What you have to do | Return each line of the listing below, unchanged, and omit the images.

Extracted data entries
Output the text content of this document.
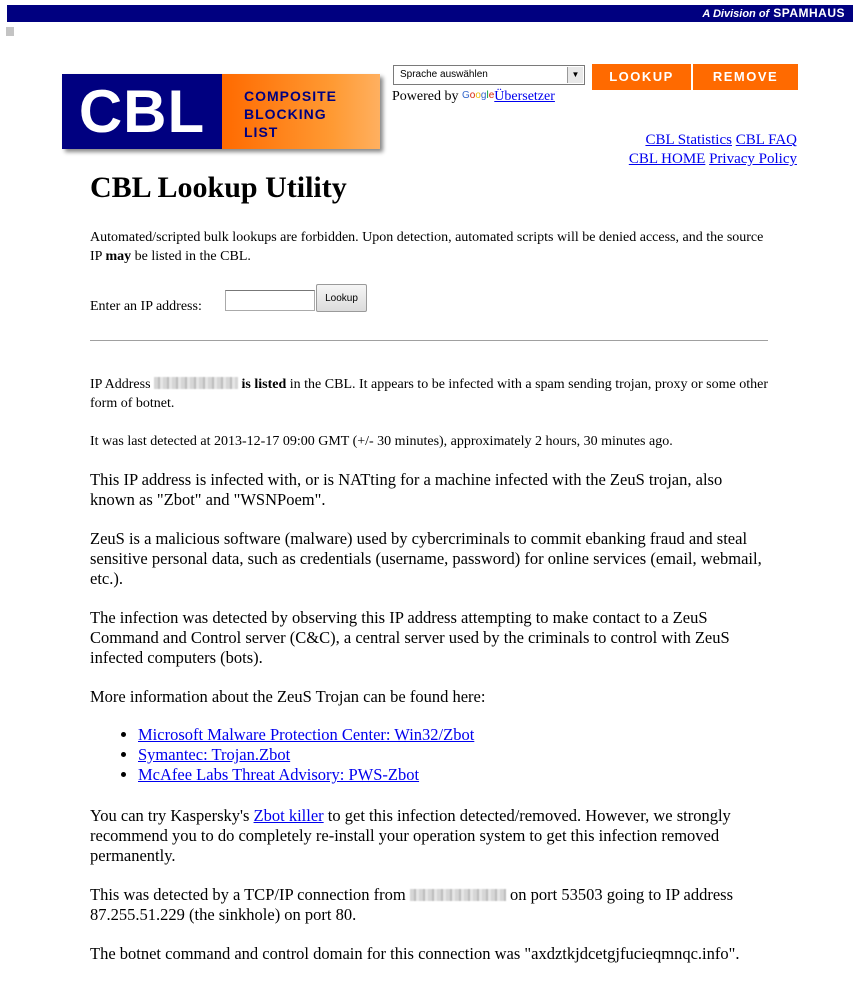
A Division of SPAMHAUS
CBL	COMPOSITE
BLOCKING
LIST
Sprache auswählen	▼
Powered by GoogleÜbersetzer
LOOKUP	REMOVE
CBL Statistics CBL FAQ
CBL HOME Privacy Policy
CBL Lookup Utility
Automated/scripted bulk lookups are forbidden. Upon detection, automated scripts will be denied access, and the source IP may be listed in the CBL.
Enter an IP address:
Lookup
IP Address	is listed in the CBL. It appears to be infected with a spam sending trojan, proxy or some other form of botnet.
It was last detected at 2013-12-17 09:00 GMT (+/- 30 minutes), approximately 2 hours, 30 minutes ago.
This IP address is infected with, or is NATting for a machine infected with the ZeuS trojan, also known as "Zbot" and "WSNPoem".
ZeuS is a malicious software (malware) used by cybercriminals to commit ebanking fraud and steal sensitive personal data, such as credentials (username, password) for online services (email, webmail, etc.).
The infection was detected by observing this IP address attempting to make contact to a ZeuS Command and Control server (C&C), a central server used by the criminals to control with ZeuS infected computers (bots).
More information about the ZeuS Trojan can be found here:
• Microsoft Malware Protection Center: Win32/Zbot
• Symantec: Trojan.Zbot
• McAfee Labs Threat Advisory: PWS-Zbot
You can try Kaspersky's Zbot killer to get this infection detected/removed. However, we strongly recommend you to do completely re-install your operation system to get this infection removed permanently.
This was detected by a TCP/IP connection from	on port 53503 going to IP address 87.255.51.229 (the sinkhole) on port 80.
The botnet command and control domain for this connection was "axdztkjdcetgjfucieqmnqc.info".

Output for this exercise |
Output the text content of this document.
A Division of SPAMHAUS
CBL	COMPOSITE
BLOCKING
LIST
Sprache auswählen	▼
Powered by GoogleÜbersetzer
LOOKUP	REMOVE
CBL Statistics CBL FAQ
CBL HOME Privacy Policy
CBL Lookup Utility
Automated/scripted bulk lookups are forbidden. Upon detection, automated scripts will be denied access, and the source IP may be listed in the CBL.
Enter an IP address:
Lookup
IP Address	is listed in the CBL. It appears to be infected with a spam sending trojan, proxy or some other form of botnet.
It was last detected at 2013-12-17 09:00 GMT (+/- 30 minutes), approximately 2 hours, 30 minutes ago.
This IP address is infected with, or is NATting for a machine infected with the ZeuS trojan, also known as "Zbot" and "WSNPoem".
ZeuS is a malicious software (malware) used by cybercriminals to commit ebanking fraud and steal sensitive personal data, such as credentials (username, password) for online services (email, webmail, etc.).
The infection was detected by observing this IP address attempting to make contact to a ZeuS Command and Control server (C&C), a central server used by the criminals to control with ZeuS infected computers (bots).
More information about the ZeuS Trojan can be found here:
• Microsoft Malware Protection Center: Win32/Zbot
• Symantec: Trojan.Zbot
• McAfee Labs Threat Advisory: PWS-Zbot
You can try Kaspersky's Zbot killer to get this infection detected/removed. However, we strongly recommend you to do completely re-install your operation system to get this infection removed permanently.
This was detected by a TCP/IP connection from	on port 53503 going to IP address 87.255.51.229 (the sinkhole) on port 80.
The botnet command and control domain for this connection was "axdztkjdcetgjfucieqmnqc.info".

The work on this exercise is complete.